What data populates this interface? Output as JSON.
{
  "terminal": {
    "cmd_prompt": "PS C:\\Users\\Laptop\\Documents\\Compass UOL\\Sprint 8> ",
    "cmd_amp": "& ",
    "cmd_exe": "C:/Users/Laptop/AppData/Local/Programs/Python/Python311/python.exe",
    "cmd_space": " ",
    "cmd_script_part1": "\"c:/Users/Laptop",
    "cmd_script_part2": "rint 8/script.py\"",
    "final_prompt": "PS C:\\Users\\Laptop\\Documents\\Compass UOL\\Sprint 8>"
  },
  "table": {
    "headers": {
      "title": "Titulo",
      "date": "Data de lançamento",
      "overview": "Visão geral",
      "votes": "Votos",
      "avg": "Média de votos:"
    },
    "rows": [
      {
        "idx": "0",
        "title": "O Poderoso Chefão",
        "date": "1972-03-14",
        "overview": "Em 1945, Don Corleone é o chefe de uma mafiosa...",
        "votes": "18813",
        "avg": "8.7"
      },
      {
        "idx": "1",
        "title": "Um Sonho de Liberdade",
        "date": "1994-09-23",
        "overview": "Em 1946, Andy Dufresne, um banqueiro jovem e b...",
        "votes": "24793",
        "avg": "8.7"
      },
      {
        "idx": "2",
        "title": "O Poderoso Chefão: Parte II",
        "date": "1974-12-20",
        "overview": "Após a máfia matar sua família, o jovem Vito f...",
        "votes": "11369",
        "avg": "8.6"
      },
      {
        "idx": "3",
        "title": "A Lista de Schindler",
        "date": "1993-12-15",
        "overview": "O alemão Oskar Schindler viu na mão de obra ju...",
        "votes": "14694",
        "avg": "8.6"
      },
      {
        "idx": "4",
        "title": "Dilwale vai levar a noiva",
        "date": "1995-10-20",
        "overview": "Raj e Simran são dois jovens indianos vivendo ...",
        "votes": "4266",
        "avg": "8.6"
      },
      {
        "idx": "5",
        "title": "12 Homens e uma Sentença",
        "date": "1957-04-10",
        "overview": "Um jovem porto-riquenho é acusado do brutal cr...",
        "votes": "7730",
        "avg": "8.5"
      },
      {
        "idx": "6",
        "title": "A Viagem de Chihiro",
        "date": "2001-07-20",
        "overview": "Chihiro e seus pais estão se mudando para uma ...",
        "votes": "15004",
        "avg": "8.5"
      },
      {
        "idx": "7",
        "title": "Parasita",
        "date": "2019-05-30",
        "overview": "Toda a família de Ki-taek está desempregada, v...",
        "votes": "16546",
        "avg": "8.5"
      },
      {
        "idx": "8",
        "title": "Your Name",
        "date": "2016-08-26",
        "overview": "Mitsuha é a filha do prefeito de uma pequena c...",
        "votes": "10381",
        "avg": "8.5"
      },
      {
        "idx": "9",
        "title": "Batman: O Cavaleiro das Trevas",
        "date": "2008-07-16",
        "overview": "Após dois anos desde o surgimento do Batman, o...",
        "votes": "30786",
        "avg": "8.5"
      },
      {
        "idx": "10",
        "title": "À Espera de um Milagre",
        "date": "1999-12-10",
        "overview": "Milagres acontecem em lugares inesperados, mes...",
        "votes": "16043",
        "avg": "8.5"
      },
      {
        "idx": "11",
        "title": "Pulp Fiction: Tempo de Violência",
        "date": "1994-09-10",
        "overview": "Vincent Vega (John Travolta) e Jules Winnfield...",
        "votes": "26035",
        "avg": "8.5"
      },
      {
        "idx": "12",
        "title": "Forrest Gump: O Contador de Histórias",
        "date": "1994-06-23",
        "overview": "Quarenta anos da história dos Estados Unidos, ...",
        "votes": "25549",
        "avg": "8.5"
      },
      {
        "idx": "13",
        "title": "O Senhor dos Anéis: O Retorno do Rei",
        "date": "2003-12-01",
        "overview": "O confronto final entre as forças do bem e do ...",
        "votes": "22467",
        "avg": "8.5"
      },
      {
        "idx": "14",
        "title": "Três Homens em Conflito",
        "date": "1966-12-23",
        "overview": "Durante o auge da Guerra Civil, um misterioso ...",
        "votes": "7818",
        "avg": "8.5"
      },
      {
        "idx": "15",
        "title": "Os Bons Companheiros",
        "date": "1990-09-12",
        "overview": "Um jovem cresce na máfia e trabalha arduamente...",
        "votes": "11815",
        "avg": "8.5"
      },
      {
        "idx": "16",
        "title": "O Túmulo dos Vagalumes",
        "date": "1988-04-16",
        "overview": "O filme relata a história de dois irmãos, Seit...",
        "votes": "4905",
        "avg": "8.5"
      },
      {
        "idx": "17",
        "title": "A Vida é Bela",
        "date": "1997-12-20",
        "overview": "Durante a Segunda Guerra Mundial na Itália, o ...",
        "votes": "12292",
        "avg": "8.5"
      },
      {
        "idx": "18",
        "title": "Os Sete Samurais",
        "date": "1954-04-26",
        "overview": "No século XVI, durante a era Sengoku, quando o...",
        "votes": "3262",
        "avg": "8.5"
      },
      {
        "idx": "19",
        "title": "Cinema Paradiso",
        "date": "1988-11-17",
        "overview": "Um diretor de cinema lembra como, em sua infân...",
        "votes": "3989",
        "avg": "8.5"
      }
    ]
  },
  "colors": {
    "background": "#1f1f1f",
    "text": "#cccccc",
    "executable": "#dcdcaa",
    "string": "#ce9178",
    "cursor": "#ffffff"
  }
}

-------

> **The exercise**: Set down all of the data above, word for word.

> **Solution to this problem**:
What data populates this interface? Output as JSON.
{
  "terminal": {
    "cmd_prompt": "PS C:\\Users\\Laptop\\Documents\\Compass UOL\\Sprint 8> ",
    "cmd_amp": "& ",
    "cmd_exe": "C:/Users/Laptop/AppData/Local/Programs/Python/Python311/python.exe",
    "cmd_space": " ",
    "cmd_script_part1": "\"c:/Users/Laptop",
    "cmd_script_part2": "rint 8/script.py\"",
    "final_prompt": "PS C:\\Users\\Laptop\\Documents\\Compass UOL\\Sprint 8>"
  },
  "table": {
    "headers": {
      "title": "Titulo",
      "date": "Data de lançamento",
      "overview": "Visão geral",
      "votes": "Votos",
      "avg": "Média de votos:"
    },
    "rows": [
      {
        "idx": "0",
        "title": "O Poderoso Chefão",
        "date": "1972-03-14",
        "overview": "Em 1945, Don Corleone é o chefe de uma mafiosa...",
        "votes": "18813",
        "avg": "8.7"
      },
      {
        "idx": "1",
        "title": "Um Sonho de Liberdade",
        "date": "1994-09-23",
        "overview": "Em 1946, Andy Dufresne, um banqueiro jovem e b...",
        "votes": "24793",
        "avg": "8.7"
      },
      {
        "idx": "2",
        "title": "O Poderoso Chefão: Parte II",
        "date": "1974-12-20",
        "overview": "Após a máfia matar sua família, o jovem Vito f...",
        "votes": "11369",
        "avg": "8.6"
      },
      {
        "idx": "3",
        "title": "A Lista de Schindler",
        "date": "1993-12-15",
        "overview": "O alemão Oskar Schindler viu na mão de obra ju...",
        "votes": "14694",
        "avg": "8.6"
      },
      {
        "idx": "4",
        "title": "Dilwale vai levar a noiva",
        "date": "1995-10-20",
        "overview": "Raj e Simran são dois jovens indianos vivendo ...",
        "votes": "4266",
        "avg": "8.6"
      },
      {
        "idx": "5",
        "title": "12 Homens e uma Sentença",
        "date": "1957-04-10",
        "overview": "Um jovem porto-riquenho é acusado do brutal cr...",
        "votes": "7730",
        "avg": "8.5"
      },
      {
        "idx": "6",
        "title": "A Viagem de Chihiro",
        "date": "2001-07-20",
        "overview": "Chihiro e seus pais estão se mudando para uma ...",
        "votes": "15004",
        "avg": "8.5"
      },
      {
        "idx": "7",
        "title": "Parasita",
        "date": "2019-05-30",
        "overview": "Toda a família de Ki-taek está desempregada, v...",
        "votes": "16546",
        "avg": "8.5"
      },
      {
        "idx": "8",
        "title": "Your Name",
        "date": "2016-08-26",
        "overview": "Mitsuha é a filha do prefeito de uma pequena c...",
        "votes": "10381",
        "avg": "8.5"
      },
      {
        "idx": "9",
        "title": "Batman: O Cavaleiro das Trevas",
        "date": "2008-07-16",
        "overview": "Após dois anos desde o surgimento do Batman, o...",
        "votes": "30786",
        "avg": "8.5"
      },
      {
        "idx": "10",
        "title": "À Espera de um Milagre",
        "date": "1999-12-10",
        "overview": "Milagres acontecem em lugares inesperados, mes...",
        "votes": "16043",
        "avg": "8.5"
      },
      {
        "idx": "11",
        "title": "Pulp Fiction: Tempo de Violência",
        "date": "1994-09-10",
        "overview": "Vincent Vega (John Travolta) e Jules Winnfield...",
        "votes": "26035",
        "avg": "8.5"
      },
      {
        "idx": "12",
        "title": "Forrest Gump: O Contador de Histórias",
        "date": "1994-06-23",
        "overview": "Quarenta anos da história dos Estados Unidos, ...",
        "votes": "25549",
        "avg": "8.5"
      },
      {
        "idx": "13",
        "title": "O Senhor dos Anéis: O Retorno do Rei",
        "date": "2003-12-01",
        "overview": "O confronto final entre as forças do bem e do ...",
        "votes": "22467",
        "avg": "8.5"
      },
      {
        "idx": "14",
        "title": "Três Homens em Conflito",
        "date": "1966-12-23",
        "overview": "Durante o auge da Guerra Civil, um misterioso ...",
        "votes": "7818",
        "avg": "8.5"
      },
      {
        "idx": "15",
        "title": "Os Bons Companheiros",
        "date": "1990-09-12",
        "overview": "Um jovem cresce na máfia e trabalha arduamente...",
        "votes": "11815",
        "avg": "8.5"
      },
      {
        "idx": "16",
        "title": "O Túmulo dos Vagalumes",
        "date": "1988-04-16",
        "overview": "O filme relata a história de dois irmãos, Seit...",
        "votes": "4905",
        "avg": "8.5"
      },
      {
        "idx": "17",
        "title": "A Vida é Bela",
        "date": "1997-12-20",
        "overview": "Durante a Segunda Guerra Mundial na Itália, o ...",
        "votes": "12292",
        "avg": "8.5"
      },
      {
        "idx": "18",
        "title": "Os Sete Samurais",
        "date": "1954-04-26",
        "overview": "No século XVI, durante a era Sengoku, quando o...",
        "votes": "3262",
        "avg": "8.5"
      },
      {
        "idx": "19",
        "title": "Cinema Paradiso",
        "date": "1988-11-17",
        "overview": "Um diretor de cinema lembra como, em sua infân...",
        "votes": "3989",
        "avg": "8.5"
      }
    ]
  },
  "colors": {
    "background": "#1f1f1f",
    "text": "#cccccc",
    "executable": "#dcdcaa",
    "string": "#ce9178",
    "cursor": "#ffffff"
  }
}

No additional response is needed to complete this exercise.